[start of Entries provided]

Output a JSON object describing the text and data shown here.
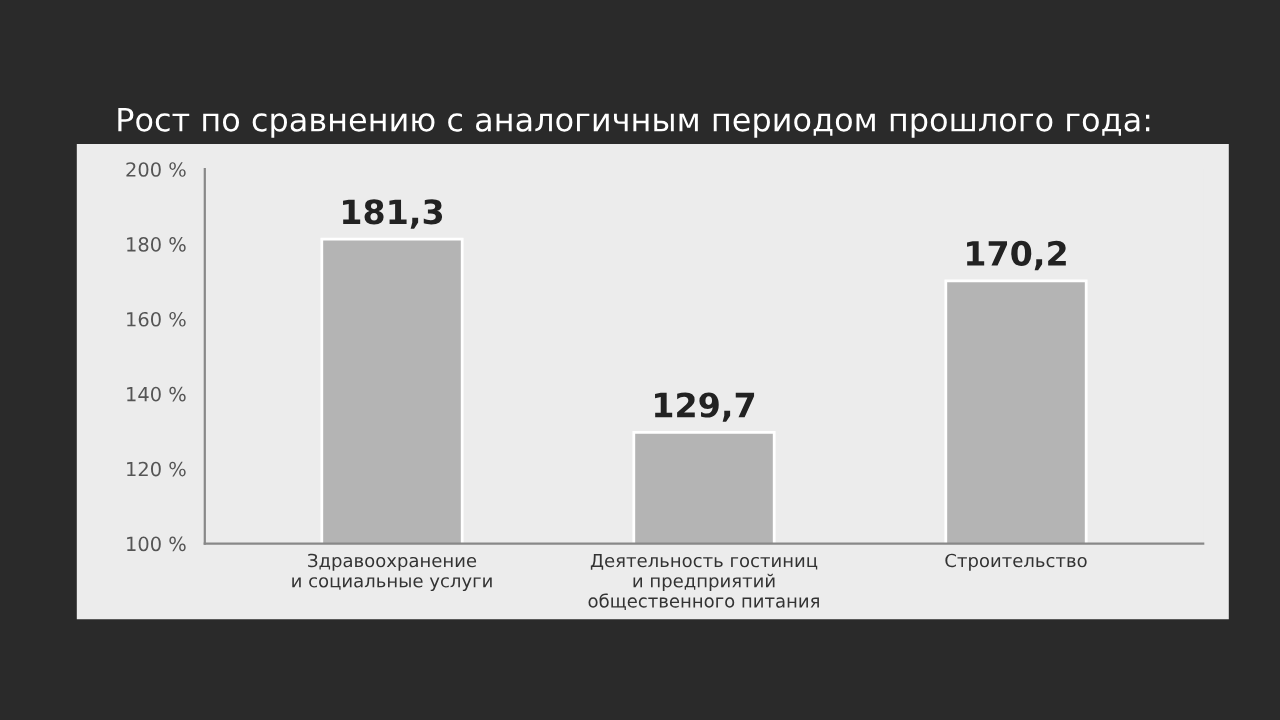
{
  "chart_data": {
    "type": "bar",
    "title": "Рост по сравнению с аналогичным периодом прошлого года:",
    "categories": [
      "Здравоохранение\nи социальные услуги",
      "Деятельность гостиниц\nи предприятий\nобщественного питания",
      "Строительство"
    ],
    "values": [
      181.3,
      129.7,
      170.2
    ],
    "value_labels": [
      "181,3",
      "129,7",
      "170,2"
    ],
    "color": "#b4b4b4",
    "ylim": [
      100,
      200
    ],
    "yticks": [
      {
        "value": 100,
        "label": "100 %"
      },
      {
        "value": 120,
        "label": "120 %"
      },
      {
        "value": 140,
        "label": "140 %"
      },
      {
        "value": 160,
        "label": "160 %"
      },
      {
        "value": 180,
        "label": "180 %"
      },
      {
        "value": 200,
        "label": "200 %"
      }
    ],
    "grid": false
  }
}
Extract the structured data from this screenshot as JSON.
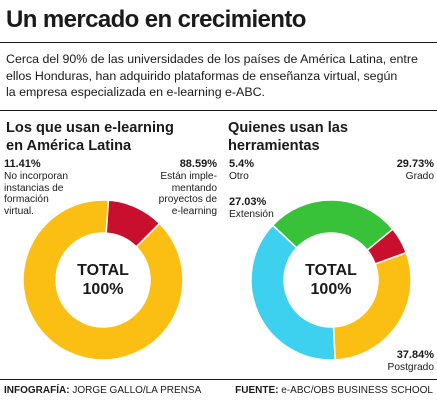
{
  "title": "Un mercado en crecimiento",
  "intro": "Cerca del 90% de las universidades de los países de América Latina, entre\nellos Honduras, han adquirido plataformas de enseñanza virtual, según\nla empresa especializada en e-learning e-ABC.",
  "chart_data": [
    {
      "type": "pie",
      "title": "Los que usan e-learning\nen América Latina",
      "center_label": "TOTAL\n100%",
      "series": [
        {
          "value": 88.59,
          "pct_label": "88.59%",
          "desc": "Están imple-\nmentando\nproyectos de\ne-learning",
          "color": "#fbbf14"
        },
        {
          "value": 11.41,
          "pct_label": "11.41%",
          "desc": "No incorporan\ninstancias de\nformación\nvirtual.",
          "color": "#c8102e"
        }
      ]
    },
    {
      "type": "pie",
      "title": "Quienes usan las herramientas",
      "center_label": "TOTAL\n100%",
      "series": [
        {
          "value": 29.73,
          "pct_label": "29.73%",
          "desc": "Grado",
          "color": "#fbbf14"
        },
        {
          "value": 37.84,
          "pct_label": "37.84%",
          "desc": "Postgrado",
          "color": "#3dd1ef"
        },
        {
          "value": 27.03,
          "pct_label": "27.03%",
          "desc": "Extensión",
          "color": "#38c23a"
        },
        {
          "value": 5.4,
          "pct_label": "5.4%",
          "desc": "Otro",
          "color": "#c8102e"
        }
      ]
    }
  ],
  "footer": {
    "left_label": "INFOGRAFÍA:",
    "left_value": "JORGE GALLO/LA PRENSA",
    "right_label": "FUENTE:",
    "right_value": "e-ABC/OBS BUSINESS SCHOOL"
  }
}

[end of Entries provided]

■ Exercise brief: Restate the records word for word, omitting images.

■ Complete output:
Output a JSON object describing the text and data shown here.
{
  "chart_data": {
    "type": "bar",
    "title": "Рост по сравнению с аналогичным периодом прошлого года:",
    "categories": [
      "Здравоохранение\nи социальные услуги",
      "Деятельность гостиниц\nи предприятий\nобщественного питания",
      "Строительство"
    ],
    "values": [
      181.3,
      129.7,
      170.2
    ],
    "value_labels": [
      "181,3",
      "129,7",
      "170,2"
    ],
    "color": "#b4b4b4",
    "ylim": [
      100,
      200
    ],
    "yticks": [
      {
        "value": 100,
        "label": "100 %"
      },
      {
        "value": 120,
        "label": "120 %"
      },
      {
        "value": 140,
        "label": "140 %"
      },
      {
        "value": 160,
        "label": "160 %"
      },
      {
        "value": 180,
        "label": "180 %"
      },
      {
        "value": 200,
        "label": "200 %"
      }
    ],
    "grid": false
  }
}
Extract the structured data from this screenshot as JSON.
{
  "title": "Un mercado en crecimiento",
  "intro": "Cerca del 90% de las universidades de los países de América Latina, entre\nellos Honduras, han adquirido plataformas de enseñanza virtual, según\nla empresa especializada en e-learning e-ABC.",
  "chart_data": [
    {
      "type": "pie",
      "title": "Los que usan e-learning\nen América Latina",
      "center_label": "TOTAL\n100%",
      "series": [
        {
          "value": 88.59,
          "pct_label": "88.59%",
          "desc": "Están imple-\nmentando\nproyectos de\ne-learning",
          "color": "#fbbf14"
        },
        {
          "value": 11.41,
          "pct_label": "11.41%",
          "desc": "No incorporan\ninstancias de\nformación\nvirtual.",
          "color": "#c8102e"
        }
      ]
    },
    {
      "type": "pie",
      "title": "Quienes usan las herramientas",
      "center_label": "TOTAL\n100%",
      "series": [
        {
          "value": 29.73,
          "pct_label": "29.73%",
          "desc": "Grado",
          "color": "#fbbf14"
        },
        {
          "value": 37.84,
          "pct_label": "37.84%",
          "desc": "Postgrado",
          "color": "#3dd1ef"
        },
        {
          "value": 27.03,
          "pct_label": "27.03%",
          "desc": "Extensión",
          "color": "#38c23a"
        },
        {
          "value": 5.4,
          "pct_label": "5.4%",
          "desc": "Otro",
          "color": "#c8102e"
        }
      ]
    }
  ],
  "footer": {
    "left_label": "INFOGRAFÍA:",
    "left_value": "JORGE GALLO/LA PRENSA",
    "right_label": "FUENTE:",
    "right_value": "e-ABC/OBS BUSINESS SCHOOL"
  }
}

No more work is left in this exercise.